• [Written request]:
Draw out every line with the word "ylabel" from the listing below.

[Records that describe figures]
··········

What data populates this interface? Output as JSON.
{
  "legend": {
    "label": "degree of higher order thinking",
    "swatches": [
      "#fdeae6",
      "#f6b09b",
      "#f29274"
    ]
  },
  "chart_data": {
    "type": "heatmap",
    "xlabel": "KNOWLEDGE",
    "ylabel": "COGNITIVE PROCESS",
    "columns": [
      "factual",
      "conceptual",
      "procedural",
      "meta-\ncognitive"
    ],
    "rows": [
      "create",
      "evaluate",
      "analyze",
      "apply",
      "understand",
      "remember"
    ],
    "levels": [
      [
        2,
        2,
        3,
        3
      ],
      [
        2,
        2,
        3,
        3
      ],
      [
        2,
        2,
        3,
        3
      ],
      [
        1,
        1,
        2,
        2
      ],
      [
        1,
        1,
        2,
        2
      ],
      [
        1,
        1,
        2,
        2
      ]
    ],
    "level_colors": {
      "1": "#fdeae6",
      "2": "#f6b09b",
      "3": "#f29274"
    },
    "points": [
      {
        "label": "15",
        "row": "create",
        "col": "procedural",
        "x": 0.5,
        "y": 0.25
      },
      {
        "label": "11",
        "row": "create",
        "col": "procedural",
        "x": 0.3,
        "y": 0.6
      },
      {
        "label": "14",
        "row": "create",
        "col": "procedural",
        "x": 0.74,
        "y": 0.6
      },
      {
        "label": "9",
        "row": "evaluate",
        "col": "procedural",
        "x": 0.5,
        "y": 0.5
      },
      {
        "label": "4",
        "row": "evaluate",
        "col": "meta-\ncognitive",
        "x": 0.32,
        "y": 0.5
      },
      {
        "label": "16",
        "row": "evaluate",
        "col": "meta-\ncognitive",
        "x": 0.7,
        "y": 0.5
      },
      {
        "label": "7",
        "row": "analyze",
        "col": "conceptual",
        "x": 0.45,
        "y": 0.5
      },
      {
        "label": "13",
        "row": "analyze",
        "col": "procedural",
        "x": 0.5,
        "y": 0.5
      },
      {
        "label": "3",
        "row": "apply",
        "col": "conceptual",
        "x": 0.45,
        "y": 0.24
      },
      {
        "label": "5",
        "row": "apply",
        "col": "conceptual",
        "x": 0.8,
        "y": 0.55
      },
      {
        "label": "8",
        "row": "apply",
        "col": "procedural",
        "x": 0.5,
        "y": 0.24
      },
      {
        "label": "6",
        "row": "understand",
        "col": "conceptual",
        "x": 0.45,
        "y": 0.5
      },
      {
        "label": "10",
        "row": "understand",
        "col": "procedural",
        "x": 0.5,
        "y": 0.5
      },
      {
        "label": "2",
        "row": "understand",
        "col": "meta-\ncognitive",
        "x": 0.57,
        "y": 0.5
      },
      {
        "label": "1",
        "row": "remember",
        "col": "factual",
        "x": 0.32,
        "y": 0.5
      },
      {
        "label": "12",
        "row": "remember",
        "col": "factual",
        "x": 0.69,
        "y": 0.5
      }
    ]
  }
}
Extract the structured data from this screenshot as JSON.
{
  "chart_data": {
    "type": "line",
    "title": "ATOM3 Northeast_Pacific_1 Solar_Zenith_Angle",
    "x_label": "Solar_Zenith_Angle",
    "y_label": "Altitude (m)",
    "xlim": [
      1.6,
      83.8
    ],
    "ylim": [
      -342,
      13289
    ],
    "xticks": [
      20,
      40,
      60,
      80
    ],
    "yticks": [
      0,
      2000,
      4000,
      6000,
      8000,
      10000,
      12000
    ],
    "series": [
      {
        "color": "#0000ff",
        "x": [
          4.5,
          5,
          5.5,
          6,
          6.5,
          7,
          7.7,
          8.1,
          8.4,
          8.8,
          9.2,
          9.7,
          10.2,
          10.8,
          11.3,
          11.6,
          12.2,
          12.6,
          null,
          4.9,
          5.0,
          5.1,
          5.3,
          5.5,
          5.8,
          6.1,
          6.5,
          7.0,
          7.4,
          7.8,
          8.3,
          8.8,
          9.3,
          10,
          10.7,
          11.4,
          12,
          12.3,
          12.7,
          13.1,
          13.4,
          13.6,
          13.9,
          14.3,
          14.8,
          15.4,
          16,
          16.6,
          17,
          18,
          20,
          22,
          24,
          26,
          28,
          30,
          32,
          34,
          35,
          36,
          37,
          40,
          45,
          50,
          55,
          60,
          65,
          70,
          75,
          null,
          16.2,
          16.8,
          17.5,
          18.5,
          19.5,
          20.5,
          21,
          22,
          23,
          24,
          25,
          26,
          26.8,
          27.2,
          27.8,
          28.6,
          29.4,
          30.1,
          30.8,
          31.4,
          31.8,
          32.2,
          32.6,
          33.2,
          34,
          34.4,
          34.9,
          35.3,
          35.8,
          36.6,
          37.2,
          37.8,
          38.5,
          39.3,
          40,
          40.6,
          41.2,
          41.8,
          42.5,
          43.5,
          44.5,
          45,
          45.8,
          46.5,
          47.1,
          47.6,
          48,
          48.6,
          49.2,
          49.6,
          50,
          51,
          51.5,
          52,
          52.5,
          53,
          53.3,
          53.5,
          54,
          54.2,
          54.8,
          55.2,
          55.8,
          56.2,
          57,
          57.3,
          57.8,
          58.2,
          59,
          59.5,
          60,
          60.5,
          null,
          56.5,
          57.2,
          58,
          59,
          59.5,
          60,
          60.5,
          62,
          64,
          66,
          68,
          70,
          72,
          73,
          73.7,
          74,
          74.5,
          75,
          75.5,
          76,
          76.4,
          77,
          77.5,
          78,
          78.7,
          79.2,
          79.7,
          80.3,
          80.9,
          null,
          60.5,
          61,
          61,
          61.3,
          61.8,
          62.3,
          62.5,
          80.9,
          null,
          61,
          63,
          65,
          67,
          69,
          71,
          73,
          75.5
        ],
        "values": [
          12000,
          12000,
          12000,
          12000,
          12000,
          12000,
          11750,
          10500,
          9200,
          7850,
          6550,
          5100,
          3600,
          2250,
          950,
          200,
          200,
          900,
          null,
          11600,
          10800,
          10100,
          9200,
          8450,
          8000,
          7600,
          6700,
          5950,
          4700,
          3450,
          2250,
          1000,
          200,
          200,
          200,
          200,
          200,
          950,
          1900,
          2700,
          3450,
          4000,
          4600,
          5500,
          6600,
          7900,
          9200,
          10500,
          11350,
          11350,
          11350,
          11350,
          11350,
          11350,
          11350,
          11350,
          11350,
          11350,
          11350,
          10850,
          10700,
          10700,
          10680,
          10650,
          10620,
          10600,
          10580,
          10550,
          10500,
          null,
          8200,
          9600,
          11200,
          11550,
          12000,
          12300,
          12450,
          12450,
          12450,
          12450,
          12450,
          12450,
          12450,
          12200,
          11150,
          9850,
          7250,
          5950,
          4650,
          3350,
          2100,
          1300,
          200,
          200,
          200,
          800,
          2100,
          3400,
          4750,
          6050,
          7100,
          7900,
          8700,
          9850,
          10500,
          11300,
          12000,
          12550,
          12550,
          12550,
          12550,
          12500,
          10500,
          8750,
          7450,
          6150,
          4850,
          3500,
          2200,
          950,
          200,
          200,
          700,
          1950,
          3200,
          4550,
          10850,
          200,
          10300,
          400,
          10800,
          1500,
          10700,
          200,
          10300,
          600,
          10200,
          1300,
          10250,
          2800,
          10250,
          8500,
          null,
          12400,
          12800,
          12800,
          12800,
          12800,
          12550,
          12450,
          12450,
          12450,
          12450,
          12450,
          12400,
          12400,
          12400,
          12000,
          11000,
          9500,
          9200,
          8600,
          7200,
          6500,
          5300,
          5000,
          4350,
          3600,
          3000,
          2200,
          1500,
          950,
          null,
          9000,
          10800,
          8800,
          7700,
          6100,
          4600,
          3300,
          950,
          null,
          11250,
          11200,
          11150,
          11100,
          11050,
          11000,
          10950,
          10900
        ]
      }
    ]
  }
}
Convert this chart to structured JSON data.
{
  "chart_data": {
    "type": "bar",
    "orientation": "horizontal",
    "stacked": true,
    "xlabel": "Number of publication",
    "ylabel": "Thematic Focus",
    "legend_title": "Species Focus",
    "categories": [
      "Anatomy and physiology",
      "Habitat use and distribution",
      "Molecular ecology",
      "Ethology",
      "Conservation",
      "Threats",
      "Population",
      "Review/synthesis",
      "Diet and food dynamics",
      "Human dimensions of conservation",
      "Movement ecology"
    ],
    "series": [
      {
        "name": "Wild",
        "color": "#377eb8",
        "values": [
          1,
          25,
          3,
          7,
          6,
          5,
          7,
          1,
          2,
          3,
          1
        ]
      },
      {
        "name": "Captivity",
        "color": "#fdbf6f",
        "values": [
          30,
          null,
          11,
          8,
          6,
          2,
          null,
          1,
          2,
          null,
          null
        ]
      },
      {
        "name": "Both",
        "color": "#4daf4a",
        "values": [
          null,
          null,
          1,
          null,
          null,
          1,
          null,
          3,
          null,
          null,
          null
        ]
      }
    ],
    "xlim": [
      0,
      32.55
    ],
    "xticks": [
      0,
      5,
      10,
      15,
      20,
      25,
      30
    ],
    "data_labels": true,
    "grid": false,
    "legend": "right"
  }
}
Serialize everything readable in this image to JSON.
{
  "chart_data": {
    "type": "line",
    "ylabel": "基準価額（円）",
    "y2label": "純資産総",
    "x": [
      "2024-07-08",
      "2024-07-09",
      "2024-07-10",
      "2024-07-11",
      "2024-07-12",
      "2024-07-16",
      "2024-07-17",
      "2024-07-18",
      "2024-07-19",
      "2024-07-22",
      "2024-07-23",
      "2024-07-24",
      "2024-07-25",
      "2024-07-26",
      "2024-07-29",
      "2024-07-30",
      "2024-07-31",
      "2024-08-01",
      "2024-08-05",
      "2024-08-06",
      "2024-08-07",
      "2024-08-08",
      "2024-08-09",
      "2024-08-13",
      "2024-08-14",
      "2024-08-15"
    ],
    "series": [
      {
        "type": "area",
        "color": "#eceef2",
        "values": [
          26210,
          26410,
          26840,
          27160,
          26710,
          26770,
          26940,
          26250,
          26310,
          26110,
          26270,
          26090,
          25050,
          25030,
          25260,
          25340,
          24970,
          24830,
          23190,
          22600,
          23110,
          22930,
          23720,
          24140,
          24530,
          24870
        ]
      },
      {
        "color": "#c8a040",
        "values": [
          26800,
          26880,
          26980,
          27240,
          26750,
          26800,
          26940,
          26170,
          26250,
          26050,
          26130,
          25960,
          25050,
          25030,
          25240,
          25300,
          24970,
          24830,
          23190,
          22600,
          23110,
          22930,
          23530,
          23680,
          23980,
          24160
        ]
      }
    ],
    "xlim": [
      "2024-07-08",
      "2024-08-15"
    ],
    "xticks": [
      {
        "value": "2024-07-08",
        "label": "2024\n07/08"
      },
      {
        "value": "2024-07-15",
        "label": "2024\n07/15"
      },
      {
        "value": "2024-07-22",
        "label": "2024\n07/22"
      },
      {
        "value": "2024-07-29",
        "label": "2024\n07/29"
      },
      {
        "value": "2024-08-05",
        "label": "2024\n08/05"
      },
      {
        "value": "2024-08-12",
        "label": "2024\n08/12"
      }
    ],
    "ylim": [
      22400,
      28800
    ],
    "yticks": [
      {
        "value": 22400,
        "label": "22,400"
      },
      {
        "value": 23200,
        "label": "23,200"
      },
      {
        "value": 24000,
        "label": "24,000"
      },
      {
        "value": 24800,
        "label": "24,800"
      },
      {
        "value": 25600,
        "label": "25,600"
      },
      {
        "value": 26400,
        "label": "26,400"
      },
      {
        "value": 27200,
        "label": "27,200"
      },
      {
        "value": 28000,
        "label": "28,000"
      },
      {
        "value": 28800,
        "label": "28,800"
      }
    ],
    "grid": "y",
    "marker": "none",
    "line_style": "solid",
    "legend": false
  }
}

··········

• [Solution below]:
    "ylabel": "COGNITIVE PROCESS",
    "ylabel": "Thematic Focus",
    "ylabel": "基準価額（円）",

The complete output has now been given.